Work to complete: Please output every line of the material as it stands, without the pictures.

**** Stored rows

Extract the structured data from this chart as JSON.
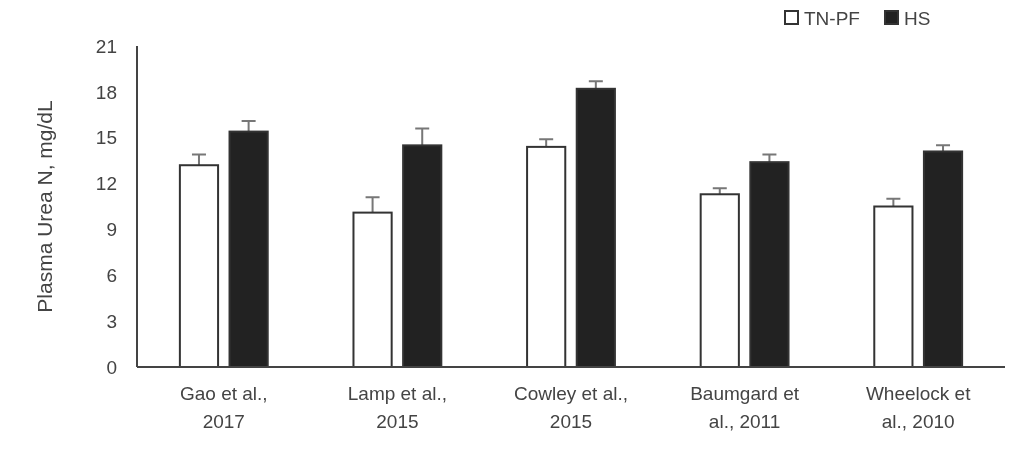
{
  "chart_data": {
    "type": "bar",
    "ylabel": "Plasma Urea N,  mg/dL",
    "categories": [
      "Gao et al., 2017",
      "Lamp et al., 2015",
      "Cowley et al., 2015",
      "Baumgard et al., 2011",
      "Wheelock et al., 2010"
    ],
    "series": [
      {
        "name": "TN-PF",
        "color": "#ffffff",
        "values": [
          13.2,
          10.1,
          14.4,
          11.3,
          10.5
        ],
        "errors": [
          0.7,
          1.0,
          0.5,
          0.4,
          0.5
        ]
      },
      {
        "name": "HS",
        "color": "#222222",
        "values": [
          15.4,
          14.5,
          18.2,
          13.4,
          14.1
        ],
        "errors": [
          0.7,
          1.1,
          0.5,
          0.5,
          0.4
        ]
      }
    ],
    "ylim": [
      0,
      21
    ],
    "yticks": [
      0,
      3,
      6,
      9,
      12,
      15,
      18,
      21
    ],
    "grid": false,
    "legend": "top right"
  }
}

********

Solution for this exercise:
Extract the structured data from this chart as JSON.
{
  "chart_data": {
    "type": "bar",
    "ylabel": "Plasma Urea N,  mg/dL",
    "categories": [
      "Gao et al., 2017",
      "Lamp et al., 2015",
      "Cowley et al., 2015",
      "Baumgard et al., 2011",
      "Wheelock et al., 2010"
    ],
    "series": [
      {
        "name": "TN-PF",
        "color": "#ffffff",
        "values": [
          13.2,
          10.1,
          14.4,
          11.3,
          10.5
        ],
        "errors": [
          0.7,
          1.0,
          0.5,
          0.4,
          0.5
        ]
      },
      {
        "name": "HS",
        "color": "#222222",
        "values": [
          15.4,
          14.5,
          18.2,
          13.4,
          14.1
        ],
        "errors": [
          0.7,
          1.1,
          0.5,
          0.5,
          0.4
        ]
      }
    ],
    "ylim": [
      0,
      21
    ],
    "yticks": [
      0,
      3,
      6,
      9,
      12,
      15,
      18,
      21
    ],
    "grid": false,
    "legend": "top right"
  }
}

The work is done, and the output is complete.